Dataset entries

>>>

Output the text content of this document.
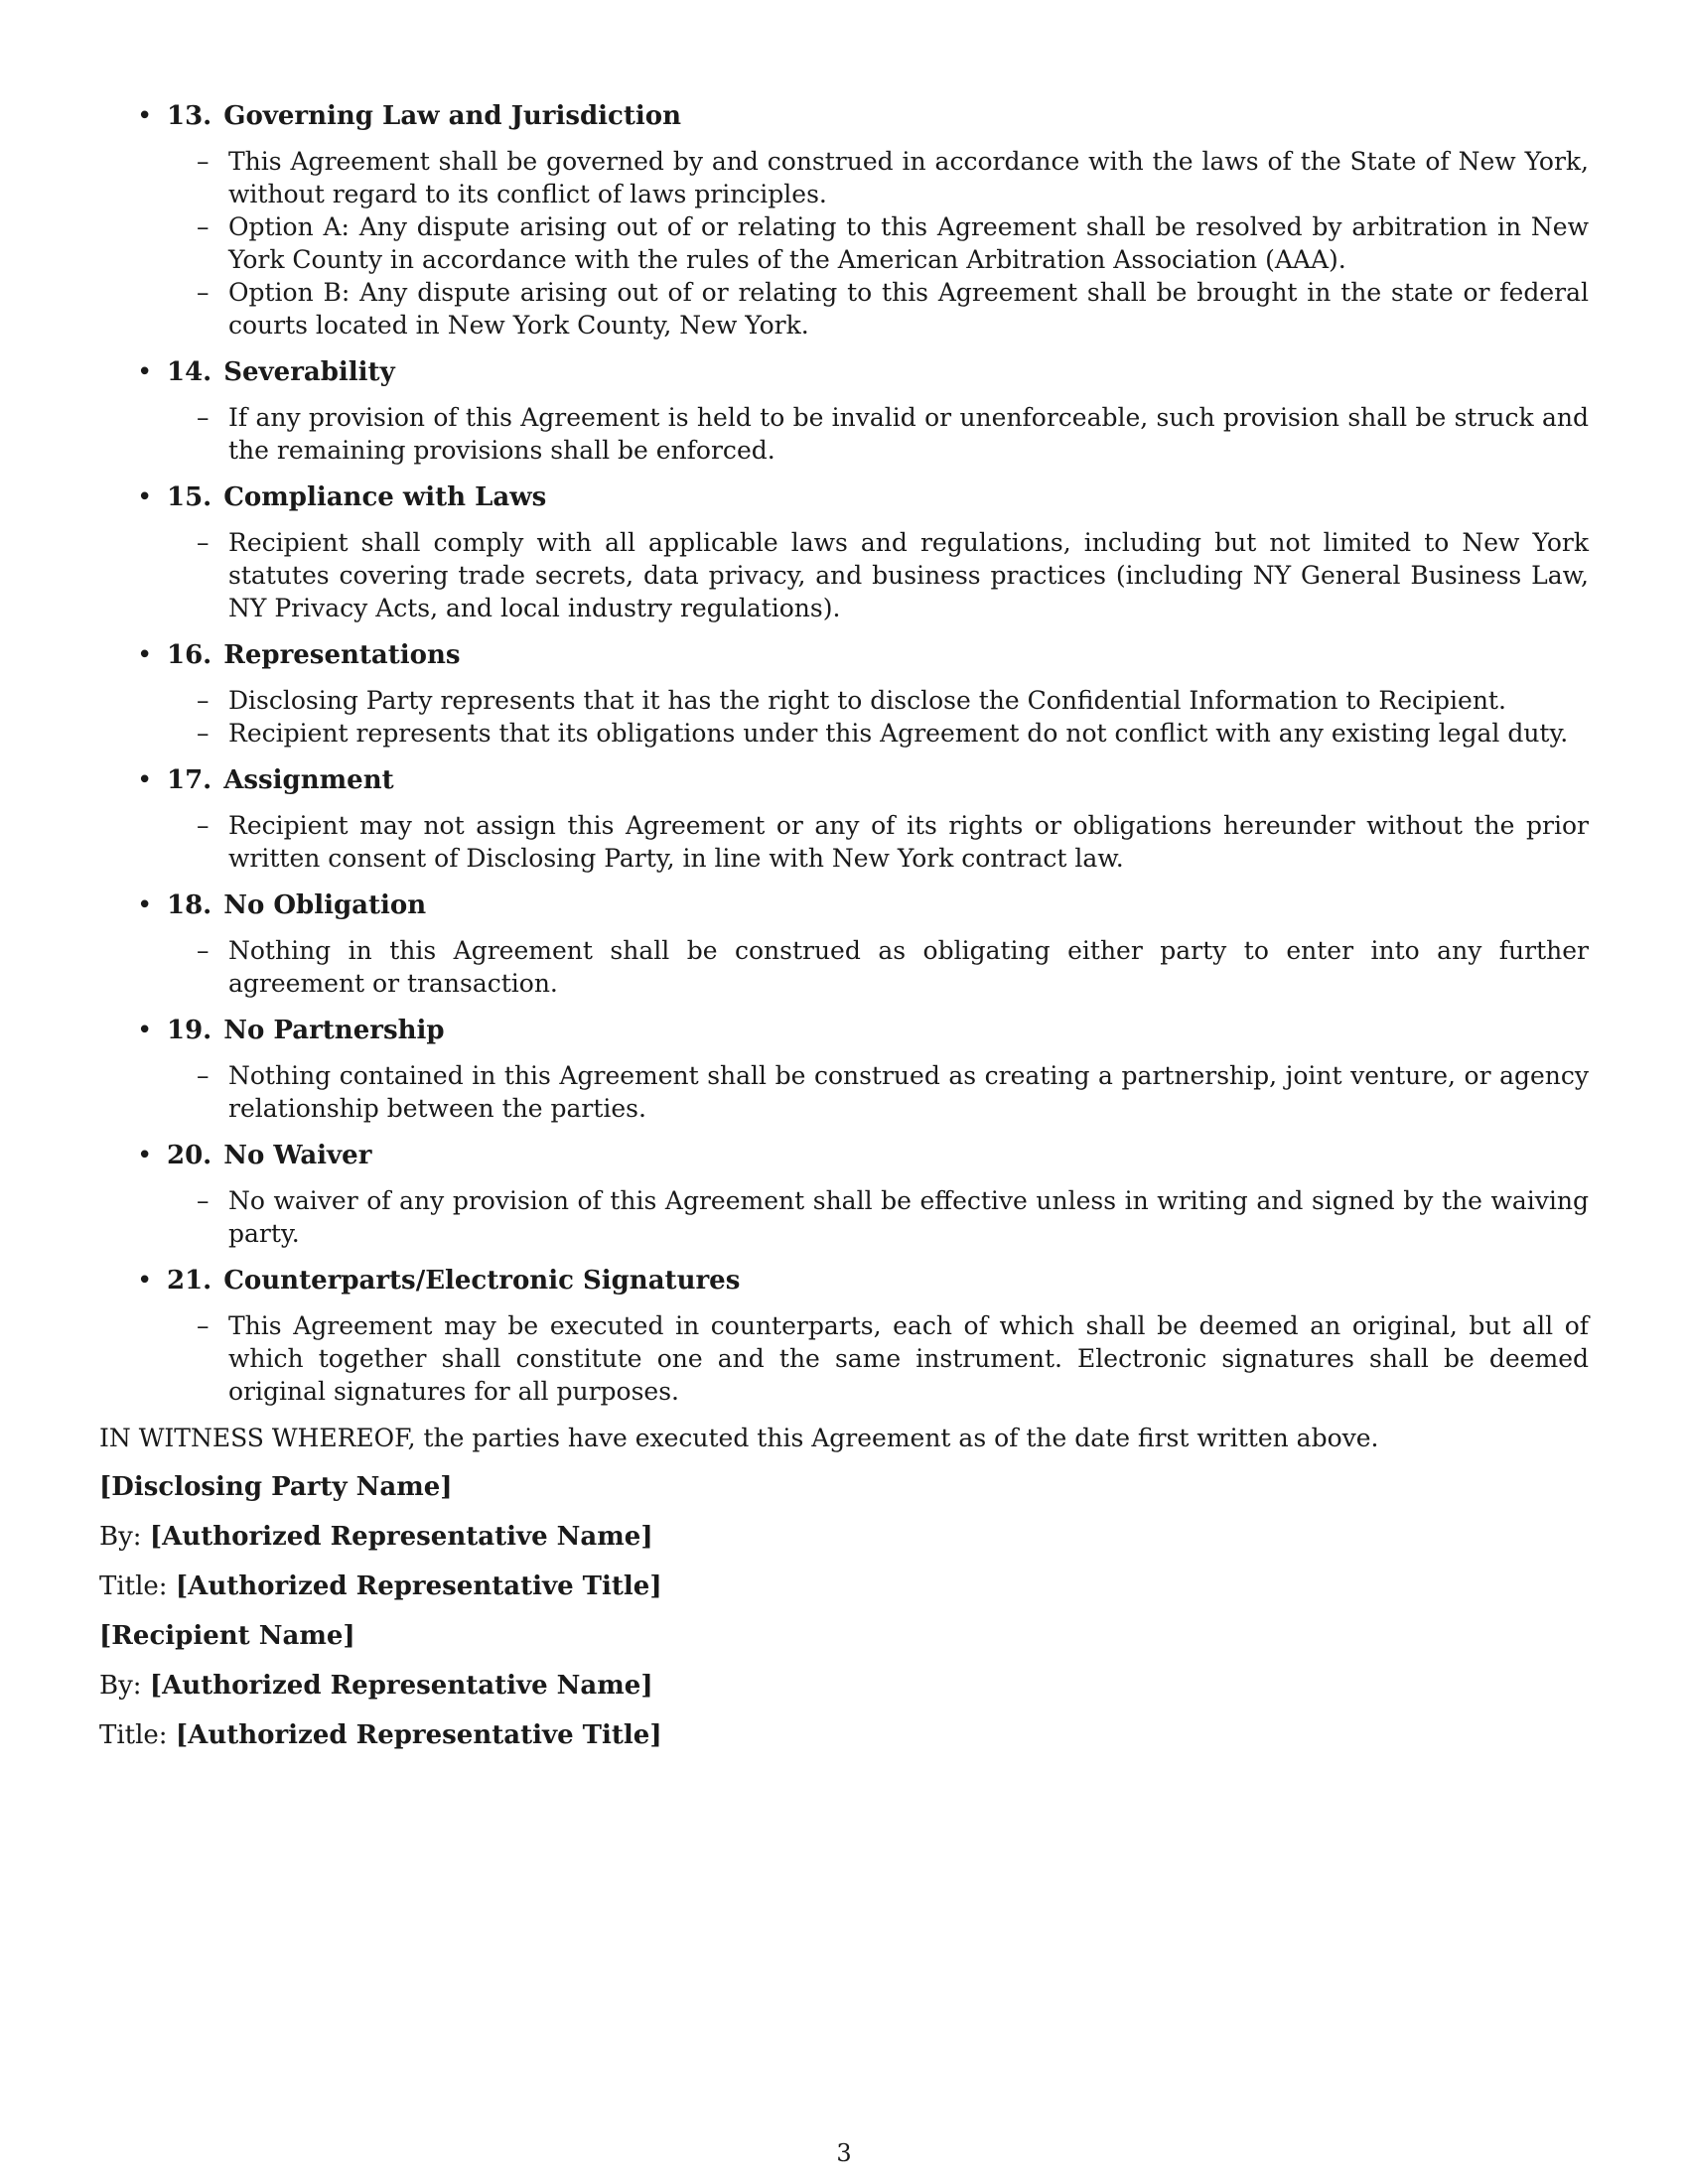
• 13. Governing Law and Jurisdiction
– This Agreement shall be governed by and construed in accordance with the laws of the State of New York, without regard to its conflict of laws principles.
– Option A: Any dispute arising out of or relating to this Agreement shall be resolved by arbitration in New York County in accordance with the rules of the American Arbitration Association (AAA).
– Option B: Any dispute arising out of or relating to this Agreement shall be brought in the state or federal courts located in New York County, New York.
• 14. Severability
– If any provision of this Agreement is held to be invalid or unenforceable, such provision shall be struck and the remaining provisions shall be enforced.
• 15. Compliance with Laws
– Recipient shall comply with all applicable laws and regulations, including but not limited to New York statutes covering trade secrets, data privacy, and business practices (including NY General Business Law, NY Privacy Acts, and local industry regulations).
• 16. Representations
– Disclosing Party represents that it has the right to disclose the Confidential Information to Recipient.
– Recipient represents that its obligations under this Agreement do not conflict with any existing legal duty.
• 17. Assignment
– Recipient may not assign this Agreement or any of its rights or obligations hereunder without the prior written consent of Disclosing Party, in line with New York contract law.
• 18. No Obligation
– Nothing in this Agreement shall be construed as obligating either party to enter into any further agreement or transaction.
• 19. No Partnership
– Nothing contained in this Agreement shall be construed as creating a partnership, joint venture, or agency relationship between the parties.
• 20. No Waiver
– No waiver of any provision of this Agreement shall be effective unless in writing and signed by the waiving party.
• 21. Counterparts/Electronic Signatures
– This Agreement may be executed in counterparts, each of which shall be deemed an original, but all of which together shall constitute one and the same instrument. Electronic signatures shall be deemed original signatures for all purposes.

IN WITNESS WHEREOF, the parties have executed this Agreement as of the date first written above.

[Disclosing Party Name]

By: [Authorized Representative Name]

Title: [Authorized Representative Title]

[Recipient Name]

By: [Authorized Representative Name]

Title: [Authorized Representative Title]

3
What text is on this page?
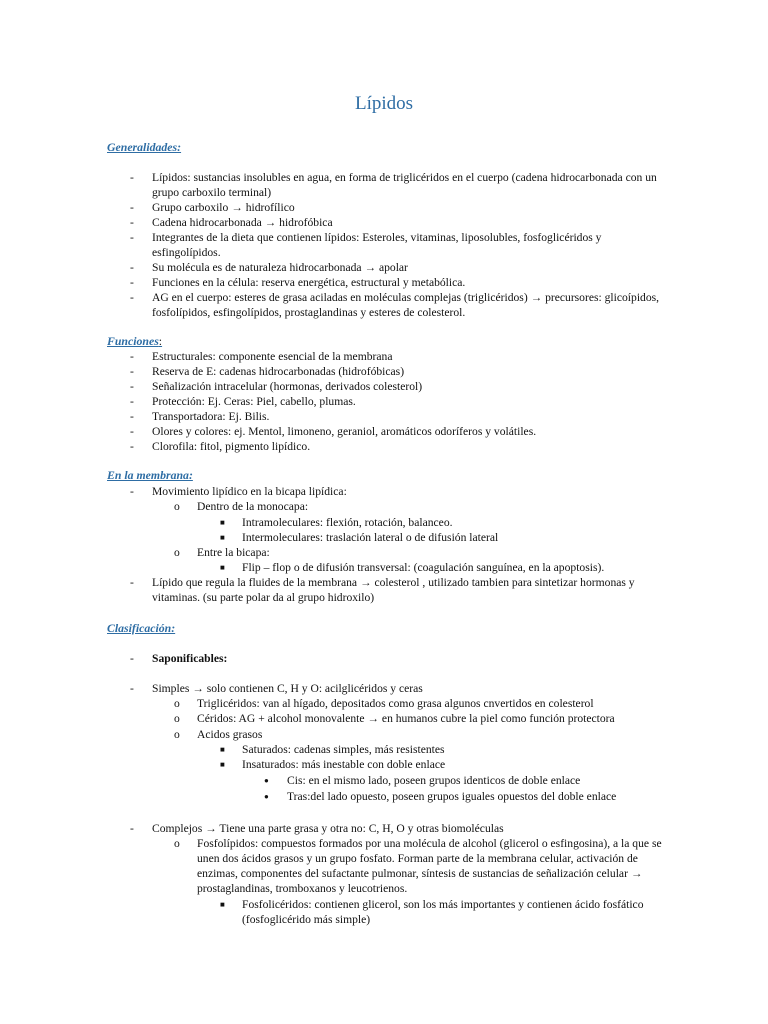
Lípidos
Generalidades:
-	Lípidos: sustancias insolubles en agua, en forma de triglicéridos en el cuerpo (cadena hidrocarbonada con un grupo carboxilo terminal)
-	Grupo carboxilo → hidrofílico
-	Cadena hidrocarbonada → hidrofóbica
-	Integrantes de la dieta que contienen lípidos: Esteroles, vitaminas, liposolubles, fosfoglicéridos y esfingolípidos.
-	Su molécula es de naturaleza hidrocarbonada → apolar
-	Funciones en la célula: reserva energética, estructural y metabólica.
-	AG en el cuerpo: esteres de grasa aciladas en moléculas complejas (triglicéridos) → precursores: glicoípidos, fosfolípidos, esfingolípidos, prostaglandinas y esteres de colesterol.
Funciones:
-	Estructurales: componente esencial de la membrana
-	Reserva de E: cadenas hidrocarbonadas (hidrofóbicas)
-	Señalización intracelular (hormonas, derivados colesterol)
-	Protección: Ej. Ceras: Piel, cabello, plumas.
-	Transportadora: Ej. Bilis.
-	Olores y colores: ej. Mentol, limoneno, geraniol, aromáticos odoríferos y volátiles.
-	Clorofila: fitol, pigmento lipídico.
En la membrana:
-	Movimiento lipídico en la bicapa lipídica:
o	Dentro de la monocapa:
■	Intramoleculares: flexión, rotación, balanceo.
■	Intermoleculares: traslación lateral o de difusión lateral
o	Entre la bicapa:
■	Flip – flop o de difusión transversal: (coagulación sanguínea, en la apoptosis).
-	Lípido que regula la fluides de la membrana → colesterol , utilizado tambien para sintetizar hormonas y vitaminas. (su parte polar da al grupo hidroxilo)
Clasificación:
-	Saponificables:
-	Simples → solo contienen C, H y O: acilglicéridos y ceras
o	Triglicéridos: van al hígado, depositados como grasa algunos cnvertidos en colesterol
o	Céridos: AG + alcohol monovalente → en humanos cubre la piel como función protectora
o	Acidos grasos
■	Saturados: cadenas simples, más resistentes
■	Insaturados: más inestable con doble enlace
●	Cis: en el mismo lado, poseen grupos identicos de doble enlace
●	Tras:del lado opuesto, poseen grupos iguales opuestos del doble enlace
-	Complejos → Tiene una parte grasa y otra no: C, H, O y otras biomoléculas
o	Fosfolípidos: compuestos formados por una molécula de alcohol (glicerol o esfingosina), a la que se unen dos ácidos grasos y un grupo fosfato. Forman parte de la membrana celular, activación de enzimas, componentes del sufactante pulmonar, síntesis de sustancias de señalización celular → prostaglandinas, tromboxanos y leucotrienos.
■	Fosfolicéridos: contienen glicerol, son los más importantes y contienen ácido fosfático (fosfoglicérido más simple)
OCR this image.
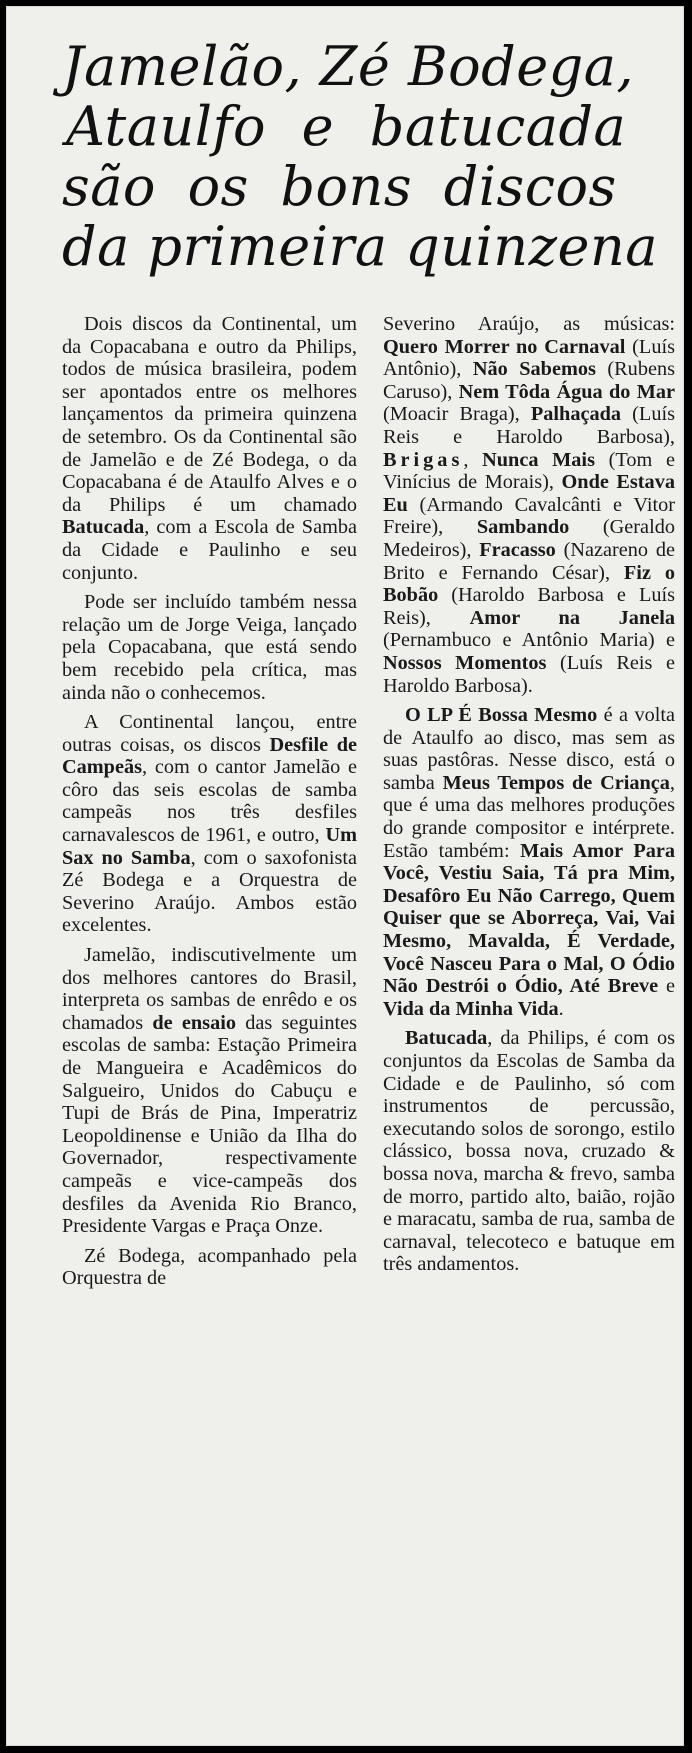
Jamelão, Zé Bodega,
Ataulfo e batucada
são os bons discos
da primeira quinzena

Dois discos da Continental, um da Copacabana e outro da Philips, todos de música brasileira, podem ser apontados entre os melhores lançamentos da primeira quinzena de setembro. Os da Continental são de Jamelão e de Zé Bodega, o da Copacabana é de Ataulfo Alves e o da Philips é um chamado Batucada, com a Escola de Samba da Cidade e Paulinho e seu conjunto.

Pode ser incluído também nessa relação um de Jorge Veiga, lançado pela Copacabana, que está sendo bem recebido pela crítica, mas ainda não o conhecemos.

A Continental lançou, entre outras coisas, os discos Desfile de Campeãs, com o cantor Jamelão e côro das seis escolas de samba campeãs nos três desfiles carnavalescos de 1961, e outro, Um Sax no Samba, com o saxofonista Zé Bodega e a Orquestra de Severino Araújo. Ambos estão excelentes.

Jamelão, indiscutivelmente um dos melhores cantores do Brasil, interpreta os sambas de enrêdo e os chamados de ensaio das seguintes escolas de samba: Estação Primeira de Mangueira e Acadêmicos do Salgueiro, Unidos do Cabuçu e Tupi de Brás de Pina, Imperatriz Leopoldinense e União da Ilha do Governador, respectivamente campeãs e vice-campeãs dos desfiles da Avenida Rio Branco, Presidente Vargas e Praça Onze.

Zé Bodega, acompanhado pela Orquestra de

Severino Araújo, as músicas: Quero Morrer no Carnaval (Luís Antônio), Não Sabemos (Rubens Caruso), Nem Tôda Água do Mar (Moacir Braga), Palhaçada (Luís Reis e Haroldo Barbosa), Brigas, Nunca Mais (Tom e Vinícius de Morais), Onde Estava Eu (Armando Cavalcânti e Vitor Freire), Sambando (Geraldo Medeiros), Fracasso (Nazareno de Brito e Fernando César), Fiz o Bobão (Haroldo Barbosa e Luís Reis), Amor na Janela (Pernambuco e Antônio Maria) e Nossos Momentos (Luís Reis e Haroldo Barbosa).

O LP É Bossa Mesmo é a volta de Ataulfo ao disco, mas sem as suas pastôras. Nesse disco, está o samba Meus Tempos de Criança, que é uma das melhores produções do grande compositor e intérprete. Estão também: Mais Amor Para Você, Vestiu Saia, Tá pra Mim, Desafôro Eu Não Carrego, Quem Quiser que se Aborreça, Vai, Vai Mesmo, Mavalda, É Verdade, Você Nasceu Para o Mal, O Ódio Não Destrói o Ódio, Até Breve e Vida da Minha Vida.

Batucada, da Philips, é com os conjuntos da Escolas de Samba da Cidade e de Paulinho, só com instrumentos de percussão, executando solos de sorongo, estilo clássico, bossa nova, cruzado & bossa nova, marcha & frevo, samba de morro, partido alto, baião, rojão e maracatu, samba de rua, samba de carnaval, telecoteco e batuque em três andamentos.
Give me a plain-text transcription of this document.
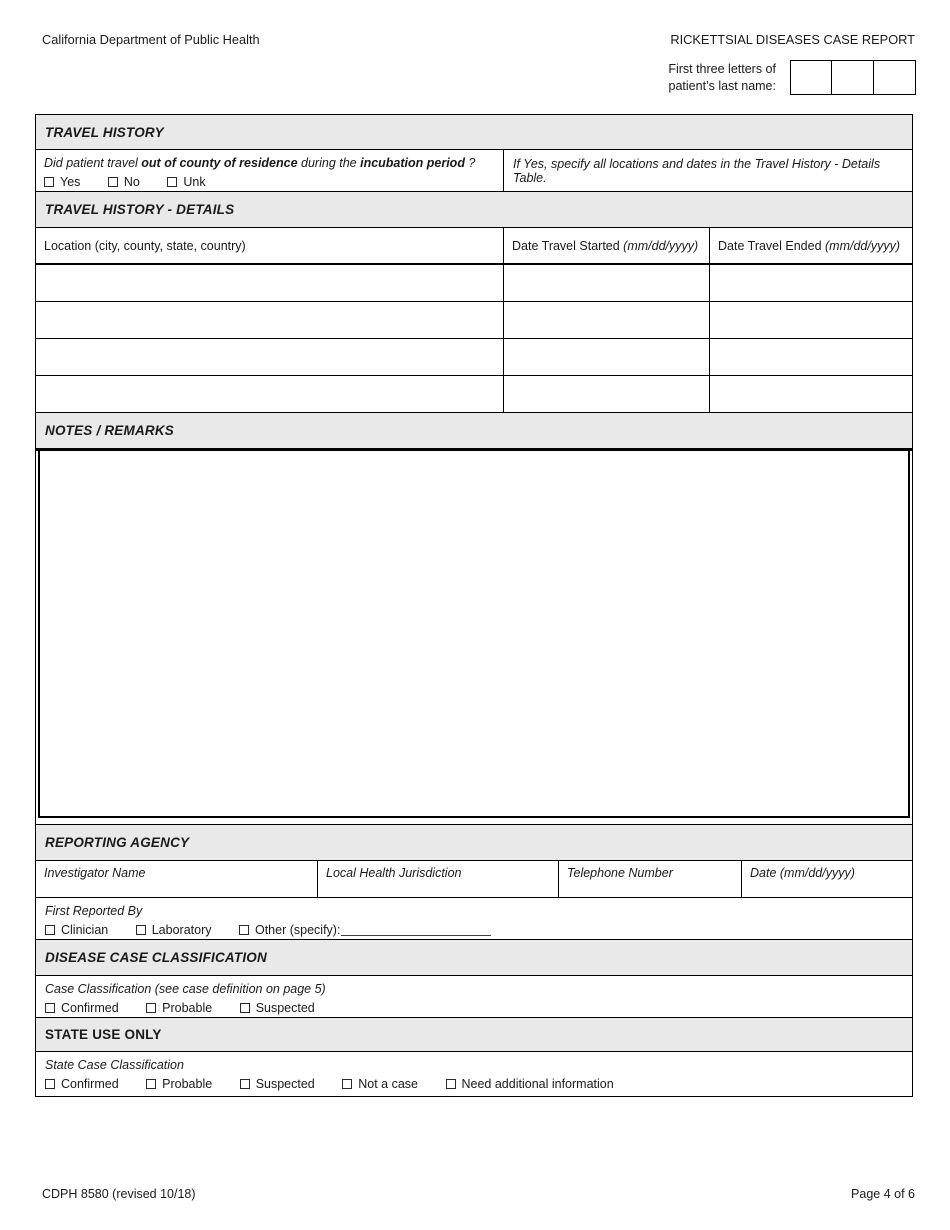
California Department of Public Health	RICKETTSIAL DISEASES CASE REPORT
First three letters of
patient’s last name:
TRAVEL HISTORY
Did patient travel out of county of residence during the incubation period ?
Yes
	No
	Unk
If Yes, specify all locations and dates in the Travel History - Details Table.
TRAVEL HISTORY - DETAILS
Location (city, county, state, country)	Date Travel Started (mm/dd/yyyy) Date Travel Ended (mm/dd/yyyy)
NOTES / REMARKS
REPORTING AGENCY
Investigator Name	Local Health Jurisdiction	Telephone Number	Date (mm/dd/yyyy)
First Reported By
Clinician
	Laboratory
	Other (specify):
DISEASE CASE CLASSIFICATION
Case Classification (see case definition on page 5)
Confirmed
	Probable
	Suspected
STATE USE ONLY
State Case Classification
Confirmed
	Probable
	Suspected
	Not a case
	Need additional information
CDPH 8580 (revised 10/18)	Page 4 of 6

<<<

*STATED PROBLEM*. Using the material above, copy every line in which the string "quinzena" occurs.

*RESULT OF THIS TASK*.
da primeira quinzena
Dois discos da Continental, um da Copacabana e outro da Philips, todos de música brasileira, podem ser apontados entre os melhores lançamentos da primeira quinzena de setembro. Os da Continental são de Jamelão e de Zé Bodega, o da Copacabana é de Ataulfo Alves e o da Philips é um chamado Batucada, com a Escola de Samba da Cidade e Paulinho e seu conjunto.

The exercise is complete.